▶ **Set task**:
Every line that contains the word "into" should be copied out.

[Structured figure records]
— start —

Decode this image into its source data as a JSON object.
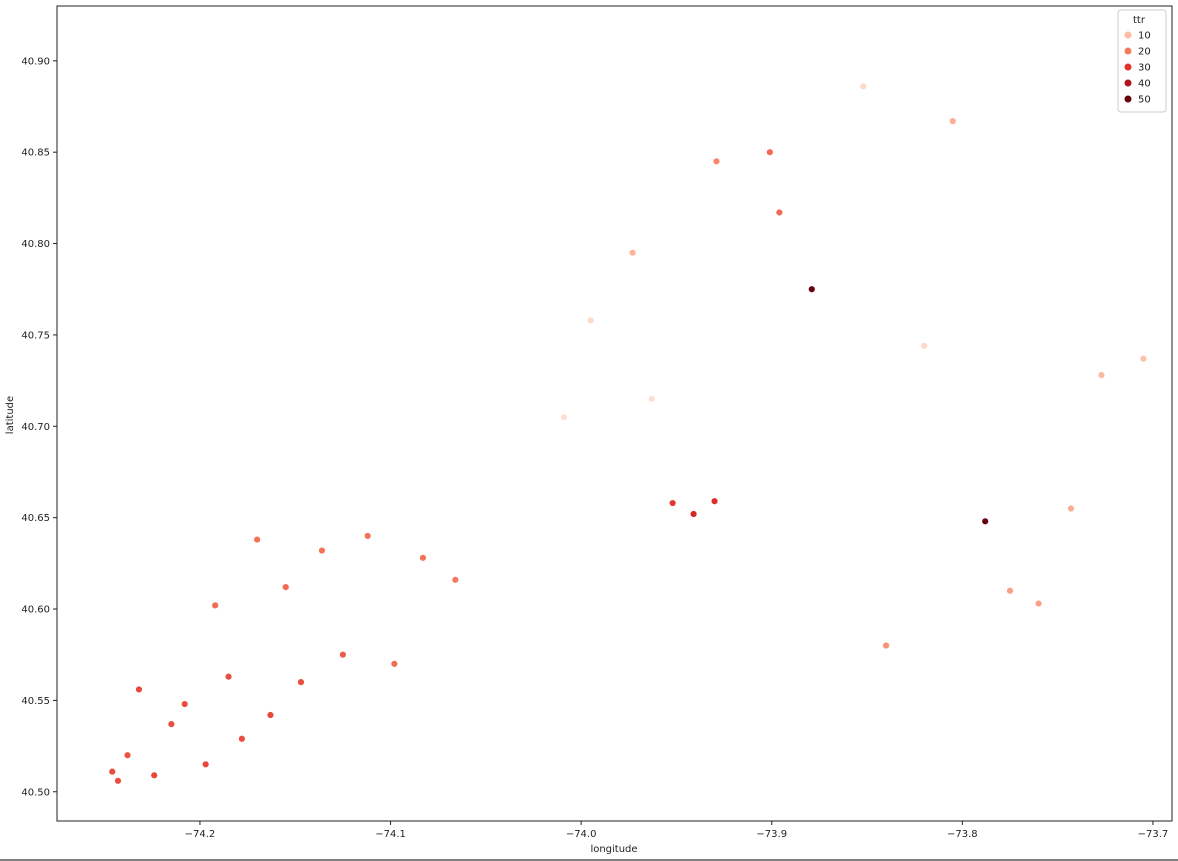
{
  "chart_data": {
    "type": "scatter",
    "title": "",
    "xlabel": "longitude",
    "ylabel": "latitude",
    "xlim": [
      -74.275,
      -73.69
    ],
    "ylim": [
      40.484,
      40.93
    ],
    "xticks": [
      -74.2,
      -74.1,
      -74.0,
      -73.9,
      -73.8,
      -73.7
    ],
    "xtick_labels": [
      "−74.2",
      "−74.1",
      "−74.0",
      "−73.9",
      "−73.8",
      "−73.7"
    ],
    "yticks": [
      40.5,
      40.55,
      40.6,
      40.65,
      40.7,
      40.75,
      40.8,
      40.85,
      40.9
    ],
    "ytick_labels": [
      "40.50",
      "40.55",
      "40.60",
      "40.65",
      "40.70",
      "40.75",
      "40.80",
      "40.85",
      "40.90"
    ],
    "hue": "ttr",
    "legend": {
      "title": "ttr",
      "placement": "top-right",
      "entries": [
        {
          "label": "10",
          "color": "#fcbba1"
        },
        {
          "label": "20",
          "color": "#f6795c"
        },
        {
          "label": "30",
          "color": "#e2312b"
        },
        {
          "label": "40",
          "color": "#b01319"
        },
        {
          "label": "50",
          "color": "#67000d"
        }
      ]
    },
    "points": [
      {
        "x": -74.246,
        "y": 40.511,
        "ttr": 26
      },
      {
        "x": -74.243,
        "y": 40.506,
        "ttr": 26
      },
      {
        "x": -74.238,
        "y": 40.52,
        "ttr": 25
      },
      {
        "x": -74.232,
        "y": 40.556,
        "ttr": 27
      },
      {
        "x": -74.224,
        "y": 40.509,
        "ttr": 27
      },
      {
        "x": -74.215,
        "y": 40.537,
        "ttr": 26
      },
      {
        "x": -74.208,
        "y": 40.548,
        "ttr": 26
      },
      {
        "x": -74.197,
        "y": 40.515,
        "ttr": 27
      },
      {
        "x": -74.192,
        "y": 40.602,
        "ttr": 22
      },
      {
        "x": -74.185,
        "y": 40.563,
        "ttr": 26
      },
      {
        "x": -74.178,
        "y": 40.529,
        "ttr": 26
      },
      {
        "x": -74.17,
        "y": 40.638,
        "ttr": 21
      },
      {
        "x": -74.163,
        "y": 40.542,
        "ttr": 27
      },
      {
        "x": -74.155,
        "y": 40.612,
        "ttr": 22
      },
      {
        "x": -74.147,
        "y": 40.56,
        "ttr": 26
      },
      {
        "x": -74.136,
        "y": 40.632,
        "ttr": 21
      },
      {
        "x": -74.125,
        "y": 40.575,
        "ttr": 24
      },
      {
        "x": -74.112,
        "y": 40.64,
        "ttr": 21
      },
      {
        "x": -74.098,
        "y": 40.57,
        "ttr": 22
      },
      {
        "x": -74.083,
        "y": 40.628,
        "ttr": 21
      },
      {
        "x": -74.066,
        "y": 40.616,
        "ttr": 20
      },
      {
        "x": -74.009,
        "y": 40.705,
        "ttr": 5
      },
      {
        "x": -73.995,
        "y": 40.758,
        "ttr": 6
      },
      {
        "x": -73.973,
        "y": 40.795,
        "ttr": 11
      },
      {
        "x": -73.963,
        "y": 40.715,
        "ttr": 5
      },
      {
        "x": -73.952,
        "y": 40.658,
        "ttr": 29
      },
      {
        "x": -73.941,
        "y": 40.652,
        "ttr": 33
      },
      {
        "x": -73.93,
        "y": 40.659,
        "ttr": 31
      },
      {
        "x": -73.929,
        "y": 40.845,
        "ttr": 18
      },
      {
        "x": -73.901,
        "y": 40.85,
        "ttr": 22
      },
      {
        "x": -73.896,
        "y": 40.817,
        "ttr": 22
      },
      {
        "x": -73.879,
        "y": 40.775,
        "ttr": 50
      },
      {
        "x": -73.852,
        "y": 40.886,
        "ttr": 6
      },
      {
        "x": -73.84,
        "y": 40.58,
        "ttr": 16
      },
      {
        "x": -73.82,
        "y": 40.744,
        "ttr": 6
      },
      {
        "x": -73.805,
        "y": 40.867,
        "ttr": 12
      },
      {
        "x": -73.788,
        "y": 40.648,
        "ttr": 50
      },
      {
        "x": -73.775,
        "y": 40.61,
        "ttr": 14
      },
      {
        "x": -73.76,
        "y": 40.603,
        "ttr": 14
      },
      {
        "x": -73.743,
        "y": 40.655,
        "ttr": 12
      },
      {
        "x": -73.727,
        "y": 40.728,
        "ttr": 10
      },
      {
        "x": -73.705,
        "y": 40.737,
        "ttr": 9
      }
    ]
  }
}
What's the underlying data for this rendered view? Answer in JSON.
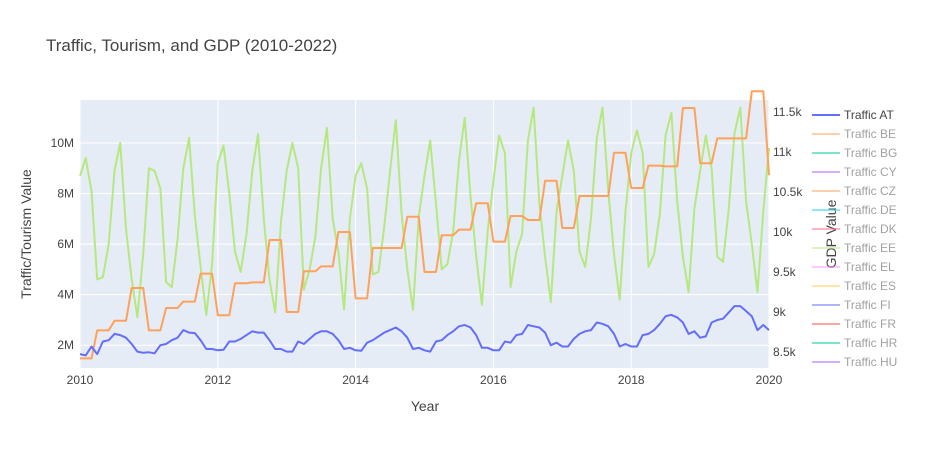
{
  "chart_data": {
    "type": "line",
    "title": "Traffic, Tourism, and GDP (2010-2022)",
    "xlabel": "Year",
    "ylabel_left": "Traffic/Tourism Value",
    "ylabel_right": "GDP Value",
    "xlim": [
      2010,
      2020
    ],
    "x_ticks": [
      2010,
      2012,
      2014,
      2016,
      2018,
      2020
    ],
    "x_tick_labels": [
      "2010",
      "2012",
      "2014",
      "2016",
      "2018",
      "2020"
    ],
    "y_left_lim": [
      1100000,
      11700000
    ],
    "y_left_ticks": [
      2000000,
      4000000,
      6000000,
      8000000,
      10000000
    ],
    "y_left_tick_labels": [
      "2M",
      "4M",
      "6M",
      "8M",
      "10M"
    ],
    "y_right_lim": [
      8300,
      11650
    ],
    "y_right_ticks": [
      8500,
      9000,
      9500,
      10000,
      10500,
      11000,
      11500
    ],
    "y_right_tick_labels": [
      "8.5k",
      "9k",
      "9.5k",
      "10k",
      "10.5k",
      "11k",
      "11.5k"
    ],
    "grid": true,
    "legend_position": "right",
    "plot_background": "#e5ecf6",
    "series": [
      {
        "name": "Traffic AT",
        "axis": "left",
        "color": "#636efa",
        "x": [
          2010.0,
          2010.083,
          2010.167,
          2010.25,
          2010.333,
          2010.417,
          2010.5,
          2010.583,
          2010.667,
          2010.75,
          2010.833,
          2010.917,
          2011.0,
          2011.083,
          2011.167,
          2011.25,
          2011.333,
          2011.417,
          2011.5,
          2011.583,
          2011.667,
          2011.75,
          2011.833,
          2011.917,
          2012.0,
          2012.083,
          2012.167,
          2012.25,
          2012.333,
          2012.417,
          2012.5,
          2012.583,
          2012.667,
          2012.75,
          2012.833,
          2012.917,
          2013.0,
          2013.083,
          2013.167,
          2013.25,
          2013.333,
          2013.417,
          2013.5,
          2013.583,
          2013.667,
          2013.75,
          2013.833,
          2013.917,
          2014.0,
          2014.083,
          2014.167,
          2014.25,
          2014.333,
          2014.417,
          2014.5,
          2014.583,
          2014.667,
          2014.75,
          2014.833,
          2014.917,
          2015.0,
          2015.083,
          2015.167,
          2015.25,
          2015.333,
          2015.417,
          2015.5,
          2015.583,
          2015.667,
          2015.75,
          2015.833,
          2015.917,
          2016.0,
          2016.083,
          2016.167,
          2016.25,
          2016.333,
          2016.417,
          2016.5,
          2016.583,
          2016.667,
          2016.75,
          2016.833,
          2016.917,
          2017.0,
          2017.083,
          2017.167,
          2017.25,
          2017.333,
          2017.417,
          2017.5,
          2017.583,
          2017.667,
          2017.75,
          2017.833,
          2017.917,
          2018.0,
          2018.083,
          2018.167,
          2018.25,
          2018.333,
          2018.417,
          2018.5,
          2018.583,
          2018.667,
          2018.75,
          2018.833,
          2018.917,
          2019.0,
          2019.083,
          2019.167,
          2019.25,
          2019.333,
          2019.417,
          2019.5,
          2019.583,
          2019.667,
          2019.75,
          2019.833,
          2019.917,
          2020.0
        ],
        "y": [
          1650000,
          1600000,
          1950000,
          1650000,
          2150000,
          2200000,
          2450000,
          2400000,
          2300000,
          2050000,
          1750000,
          1700000,
          1720000,
          1680000,
          2000000,
          2050000,
          2200000,
          2300000,
          2600000,
          2500000,
          2480000,
          2200000,
          1850000,
          1850000,
          1800000,
          1820000,
          2150000,
          2150000,
          2250000,
          2400000,
          2550000,
          2500000,
          2500000,
          2200000,
          1850000,
          1850000,
          1750000,
          1750000,
          2150000,
          2050000,
          2250000,
          2450000,
          2550000,
          2550000,
          2450000,
          2200000,
          1850000,
          1900000,
          1800000,
          1780000,
          2100000,
          2200000,
          2350000,
          2500000,
          2600000,
          2700000,
          2550000,
          2300000,
          1850000,
          1900000,
          1800000,
          1750000,
          2150000,
          2200000,
          2400000,
          2550000,
          2750000,
          2800000,
          2700000,
          2400000,
          1900000,
          1900000,
          1800000,
          1800000,
          2150000,
          2100000,
          2400000,
          2450000,
          2800000,
          2750000,
          2700000,
          2500000,
          2000000,
          2100000,
          1950000,
          1950000,
          2250000,
          2450000,
          2550000,
          2600000,
          2900000,
          2850000,
          2750000,
          2450000,
          1950000,
          2050000,
          1950000,
          1950000,
          2400000,
          2450000,
          2600000,
          2850000,
          3150000,
          3200000,
          3100000,
          2900000,
          2450000,
          2550000,
          2300000,
          2350000,
          2900000,
          3000000,
          3050000,
          3300000,
          3550000,
          3550000,
          3350000,
          3150000,
          2600000,
          2800000,
          2600000
        ]
      },
      {
        "name": "Traffic BE",
        "axis": "right",
        "color": "#ffa15a",
        "x": [
          2010.0,
          2010.083,
          2010.167,
          2010.25,
          2010.333,
          2010.417,
          2010.5,
          2010.583,
          2010.667,
          2010.75,
          2010.833,
          2010.917,
          2011.0,
          2011.083,
          2011.167,
          2011.25,
          2011.333,
          2011.417,
          2011.5,
          2011.583,
          2011.667,
          2011.75,
          2011.833,
          2011.917,
          2012.0,
          2012.083,
          2012.167,
          2012.25,
          2012.333,
          2012.417,
          2012.5,
          2012.583,
          2012.667,
          2012.75,
          2012.833,
          2012.917,
          2013.0,
          2013.083,
          2013.167,
          2013.25,
          2013.333,
          2013.417,
          2013.5,
          2013.583,
          2013.667,
          2013.75,
          2013.833,
          2013.917,
          2014.0,
          2014.083,
          2014.167,
          2014.25,
          2014.333,
          2014.417,
          2014.5,
          2014.583,
          2014.667,
          2014.75,
          2014.833,
          2014.917,
          2015.0,
          2015.083,
          2015.167,
          2015.25,
          2015.333,
          2015.417,
          2015.5,
          2015.583,
          2015.667,
          2015.75,
          2015.833,
          2015.917,
          2016.0,
          2016.083,
          2016.167,
          2016.25,
          2016.333,
          2016.417,
          2016.5,
          2016.583,
          2016.667,
          2016.75,
          2016.833,
          2016.917,
          2017.0,
          2017.083,
          2017.167,
          2017.25,
          2017.333,
          2017.417,
          2017.5,
          2017.583,
          2017.667,
          2017.75,
          2017.833,
          2017.917,
          2018.0,
          2018.083,
          2018.167,
          2018.25,
          2018.333,
          2018.417,
          2018.5,
          2018.583,
          2018.667,
          2018.75,
          2018.833,
          2018.917,
          2019.0,
          2019.083,
          2019.167,
          2019.25,
          2019.333,
          2019.417,
          2019.5,
          2019.583,
          2019.667,
          2019.75,
          2019.833,
          2019.917,
          2020.0
        ],
        "y": [
          8420,
          8420,
          8420,
          8770,
          8770,
          8770,
          8890,
          8890,
          8890,
          9300,
          9300,
          9300,
          8770,
          8770,
          8770,
          9050,
          9050,
          9050,
          9130,
          9130,
          9130,
          9480,
          9480,
          9480,
          8960,
          8960,
          8960,
          9360,
          9360,
          9360,
          9370,
          9370,
          9370,
          9900,
          9900,
          9900,
          9000,
          9000,
          9000,
          9510,
          9510,
          9510,
          9570,
          9570,
          9570,
          10000,
          10000,
          10000,
          9170,
          9170,
          9170,
          9800,
          9800,
          9800,
          9800,
          9800,
          9800,
          10190,
          10190,
          10190,
          9500,
          9500,
          9500,
          9960,
          9960,
          9960,
          10030,
          10030,
          10030,
          10360,
          10360,
          10360,
          9880,
          9880,
          9880,
          10200,
          10200,
          10200,
          10150,
          10150,
          10150,
          10640,
          10640,
          10640,
          10050,
          10050,
          10050,
          10450,
          10450,
          10450,
          10450,
          10450,
          10450,
          10990,
          10990,
          10990,
          10550,
          10550,
          10550,
          10830,
          10830,
          10830,
          10820,
          10820,
          10820,
          11550,
          11550,
          11550,
          10860,
          10860,
          10860,
          11170,
          11170,
          11170,
          11170,
          11170,
          11170,
          11760,
          11760,
          11760,
          10710
        ]
      },
      {
        "name": "Traffic EE",
        "axis": "left",
        "color": "#b6e880",
        "x": [
          2010.0,
          2010.083,
          2010.167,
          2010.25,
          2010.333,
          2010.417,
          2010.5,
          2010.583,
          2010.667,
          2010.75,
          2010.833,
          2010.917,
          2011.0,
          2011.083,
          2011.167,
          2011.25,
          2011.333,
          2011.417,
          2011.5,
          2011.583,
          2011.667,
          2011.75,
          2011.833,
          2011.917,
          2012.0,
          2012.083,
          2012.167,
          2012.25,
          2012.333,
          2012.417,
          2012.5,
          2012.583,
          2012.667,
          2012.75,
          2012.833,
          2012.917,
          2013.0,
          2013.083,
          2013.167,
          2013.25,
          2013.333,
          2013.417,
          2013.5,
          2013.583,
          2013.667,
          2013.75,
          2013.833,
          2013.917,
          2014.0,
          2014.083,
          2014.167,
          2014.25,
          2014.333,
          2014.417,
          2014.5,
          2014.583,
          2014.667,
          2014.75,
          2014.833,
          2014.917,
          2015.0,
          2015.083,
          2015.167,
          2015.25,
          2015.333,
          2015.417,
          2015.5,
          2015.583,
          2015.667,
          2015.75,
          2015.833,
          2015.917,
          2016.0,
          2016.083,
          2016.167,
          2016.25,
          2016.333,
          2016.417,
          2016.5,
          2016.583,
          2016.667,
          2016.75,
          2016.833,
          2016.917,
          2017.0,
          2017.083,
          2017.167,
          2017.25,
          2017.333,
          2017.417,
          2017.5,
          2017.583,
          2017.667,
          2017.75,
          2017.833,
          2017.917,
          2018.0,
          2018.083,
          2018.167,
          2018.25,
          2018.333,
          2018.417,
          2018.5,
          2018.583,
          2018.667,
          2018.75,
          2018.833,
          2018.917,
          2019.0,
          2019.083,
          2019.167,
          2019.25,
          2019.333,
          2019.417,
          2019.5,
          2019.583,
          2019.667,
          2019.75,
          2019.833,
          2019.917,
          2020.0
        ],
        "y": [
          8700000,
          9400000,
          8100000,
          4600000,
          4700000,
          6000000,
          8900000,
          10000000,
          6600000,
          4600000,
          3100000,
          5600000,
          9000000,
          8900000,
          8200000,
          4500000,
          4300000,
          6200000,
          9000000,
          10200000,
          7100000,
          5100000,
          3200000,
          5200000,
          9200000,
          9900000,
          8000000,
          5700000,
          4900000,
          6400000,
          8900000,
          10350000,
          7000000,
          4600000,
          3300000,
          6900000,
          8900000,
          10000000,
          9000000,
          4200000,
          5000000,
          6300000,
          9000000,
          10600000,
          7000000,
          5700000,
          3400000,
          7000000,
          8700000,
          9200000,
          8200000,
          4800000,
          4900000,
          6700000,
          8900000,
          10900000,
          7200000,
          5000000,
          3400000,
          7100000,
          8700000,
          10100000,
          7600000,
          5000000,
          5200000,
          6500000,
          9300000,
          11000000,
          7900000,
          5500000,
          3600000,
          6500000,
          8500000,
          10300000,
          9600000,
          4300000,
          5700000,
          6400000,
          10100000,
          11400000,
          7600000,
          5500000,
          3700000,
          7300000,
          8700000,
          10100000,
          8900000,
          5700000,
          5100000,
          7000000,
          10200000,
          11400000,
          8100000,
          5600000,
          3800000,
          7300000,
          9600000,
          10500000,
          9600000,
          5100000,
          5600000,
          7200000,
          10300000,
          11200000,
          7700000,
          5500000,
          4100000,
          7400000,
          8900000,
          10300000,
          9000000,
          5500000,
          5300000,
          7400000,
          10400000,
          11400000,
          7700000,
          6000000,
          4100000,
          7300000,
          9800000
        ]
      }
    ],
    "legend": [
      {
        "name": "Traffic AT",
        "color": "#636efa",
        "visible": true
      },
      {
        "name": "Traffic BE",
        "color": "#ffa15a",
        "visible": false
      },
      {
        "name": "Traffic BG",
        "color": "#00cc96",
        "visible": false
      },
      {
        "name": "Traffic CY",
        "color": "#ab63fa",
        "visible": false
      },
      {
        "name": "Traffic CZ",
        "color": "#ffa15a",
        "visible": false
      },
      {
        "name": "Traffic DE",
        "color": "#19d3f3",
        "visible": false
      },
      {
        "name": "Traffic DK",
        "color": "#ff6692",
        "visible": false
      },
      {
        "name": "Traffic EE",
        "color": "#b6e880",
        "visible": false
      },
      {
        "name": "Traffic EL",
        "color": "#ff97ff",
        "visible": false
      },
      {
        "name": "Traffic ES",
        "color": "#fecb52",
        "visible": false
      },
      {
        "name": "Traffic FI",
        "color": "#636efa",
        "visible": false
      },
      {
        "name": "Traffic FR",
        "color": "#ef553b",
        "visible": false
      },
      {
        "name": "Traffic HR",
        "color": "#00cc96",
        "visible": false
      },
      {
        "name": "Traffic HU",
        "color": "#ab63fa",
        "visible": false
      }
    ]
  }
}
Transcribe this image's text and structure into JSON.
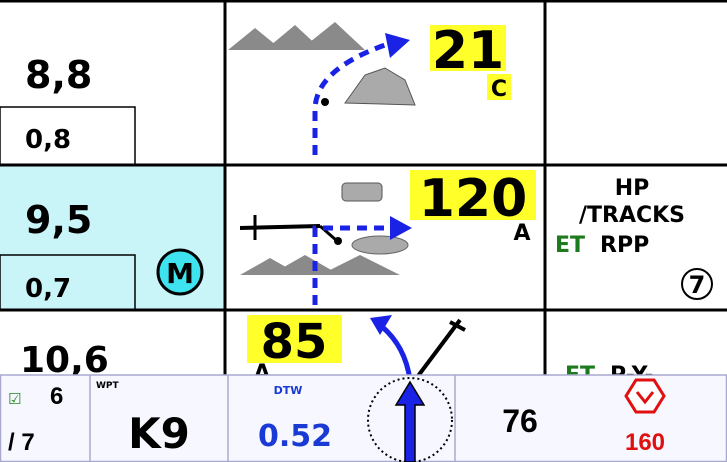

— end —

▶ **Problem solution**:
Decode this image into its source data as a JSON object.
Transcribe this image's text and structure into JSON.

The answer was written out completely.